-- begin Records for this task --

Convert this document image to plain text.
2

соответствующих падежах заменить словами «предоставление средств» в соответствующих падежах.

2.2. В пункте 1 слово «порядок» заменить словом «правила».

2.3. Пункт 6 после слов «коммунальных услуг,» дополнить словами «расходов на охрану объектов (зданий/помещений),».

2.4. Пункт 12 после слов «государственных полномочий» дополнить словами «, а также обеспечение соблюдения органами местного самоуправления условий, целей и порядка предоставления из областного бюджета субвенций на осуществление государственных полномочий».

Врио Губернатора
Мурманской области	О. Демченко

-- end Records for this task --

Extract the listing in its entirety and repeat it exactly.

Finished task:
Convert this document image to plain text.
2

соответствующих падежах заменить словами «предоставление средств» в соответствующих падежах.

2.2. В пункте 1 слово «порядок» заменить словом «правила».

2.3. Пункт 6 после слов «коммунальных услуг,» дополнить словами «расходов на охрану объектов (зданий/помещений),».

2.4. Пункт 12 после слов «государственных полномочий» дополнить словами «, а также обеспечение соблюдения органами местного самоуправления условий, целей и порядка предоставления из областного бюджета субвенций на осуществление государственных полномочий».

Врио Губернатора
Мурманской области	О. Демченко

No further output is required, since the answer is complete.